**TUGAS 1:** Tuliskan ulang secara persis bagian kutipan teks tentang energi dan harga minyak, dimulai dari "Secara ekonomi, semakin" dan berlanjut hingga "ketimbang saat ini.".
**TUGAS 2:** Menurut kutipan teks tentang energi dan harga minyak, di angka berapa harga minyak dunia diperkirakan berada pada akhir tahun 2015?

**KUTIPAN TEKS:**
Secara ekonomi, semakin berkembangnya renewable energy dikarenakan ongkos yang
rendah. Apalagi energi yang berasal dari tenaga angin dan matahari yang
merupakan public goods dan relatif
sangat mudah didapatkan. Menurut sejumlah pakar industri, hingga 2050 instalasi
panel surya dengan daya sebesar 8000 Gigawatt akan mampu memproduksi 80 kali
lebih banyak energi ketimbang saat ini.
Harga
Minyak Dunia Ke Depan
Turunnya harga minyak dunia yang
terjadi saat ini, dan diikuti dengan penurunan harga komoditas dunia (khususnya
metal), diperkirakan akan tetap berlangsung dalam beberapa waktu ke depan (setidaknya
hingga 1 tahun ke depan). Bahkan IMF (2014) memperkirakan harga minyak dan
komoditas dunia cenderung akan tertekan di kuarter-1 hingga kuarter-2 tahun
2015. Harga minyak dunia sendiri diperkirakan akan mengalami penurunan tajam di
kuarter-2 2015. Dimana kemungkinan harga akan menyentuh nilai rata-rata dalam 1
kuarter akan berada hingga di angka USD 82,1 Per Barel. Namun seiring waktu, tekanan
terhadap harga minyak dunia ini diperkirakan akan berangsur berkurang dan
perlahan akan terjadi rebound,
sehingga pada akhir tahun 2015 akan berada di angka USD 85,2 Per Barel.

**DATA YANG DIBERIKAN:**
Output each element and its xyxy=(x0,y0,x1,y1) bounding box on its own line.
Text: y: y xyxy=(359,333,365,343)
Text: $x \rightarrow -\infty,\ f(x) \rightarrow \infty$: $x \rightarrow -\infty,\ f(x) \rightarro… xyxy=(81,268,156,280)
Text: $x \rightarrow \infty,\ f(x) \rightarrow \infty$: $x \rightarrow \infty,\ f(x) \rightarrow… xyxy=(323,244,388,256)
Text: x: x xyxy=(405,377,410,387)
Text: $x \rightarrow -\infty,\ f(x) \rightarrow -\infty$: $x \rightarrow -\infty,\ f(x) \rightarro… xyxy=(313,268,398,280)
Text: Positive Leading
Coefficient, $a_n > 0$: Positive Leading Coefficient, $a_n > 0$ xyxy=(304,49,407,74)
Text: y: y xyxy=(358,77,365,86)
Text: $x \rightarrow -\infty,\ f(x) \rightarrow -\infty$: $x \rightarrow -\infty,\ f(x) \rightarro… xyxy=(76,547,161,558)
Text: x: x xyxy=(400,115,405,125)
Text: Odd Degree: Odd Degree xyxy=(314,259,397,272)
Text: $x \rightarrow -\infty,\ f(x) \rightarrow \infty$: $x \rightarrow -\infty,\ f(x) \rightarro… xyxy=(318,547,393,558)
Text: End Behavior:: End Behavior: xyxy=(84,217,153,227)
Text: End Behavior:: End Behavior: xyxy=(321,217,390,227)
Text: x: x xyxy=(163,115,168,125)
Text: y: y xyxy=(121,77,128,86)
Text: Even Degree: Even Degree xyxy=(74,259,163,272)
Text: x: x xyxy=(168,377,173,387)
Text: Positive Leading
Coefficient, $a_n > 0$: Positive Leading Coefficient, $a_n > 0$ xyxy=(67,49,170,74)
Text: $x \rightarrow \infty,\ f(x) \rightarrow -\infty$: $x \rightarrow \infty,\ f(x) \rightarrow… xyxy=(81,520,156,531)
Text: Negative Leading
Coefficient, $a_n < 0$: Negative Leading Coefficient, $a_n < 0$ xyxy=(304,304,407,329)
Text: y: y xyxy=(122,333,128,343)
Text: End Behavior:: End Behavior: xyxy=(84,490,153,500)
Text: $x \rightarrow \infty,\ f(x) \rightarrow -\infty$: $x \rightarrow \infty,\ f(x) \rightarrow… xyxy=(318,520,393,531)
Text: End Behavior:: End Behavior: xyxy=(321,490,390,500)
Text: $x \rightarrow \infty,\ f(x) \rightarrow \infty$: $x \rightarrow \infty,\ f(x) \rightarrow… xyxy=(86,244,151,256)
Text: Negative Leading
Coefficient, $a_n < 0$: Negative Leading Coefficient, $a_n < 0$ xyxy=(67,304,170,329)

**JAWABAN LENGKAP 1:**
Secara ekonomi, semakin berkembangnya renewable energy dikarenakan ongkos yang
rendah. Apalagi energi yang berasal dari tenaga angin dan matahari yang
merupakan public goods dan relatif
sangat mudah didapatkan. Menurut sejumlah pakar industri, hingga 2050 instalasi
panel surya dengan daya sebesar 8000 Gigawatt akan mampu memproduksi 80 kali
lebih banyak energi ketimbang saat ini.

**JAWABAN LENGKAP 2:** Pada akhir tahun 2015, harga minyak dunia diperkirakan berada di angka USD 85,2 per barel.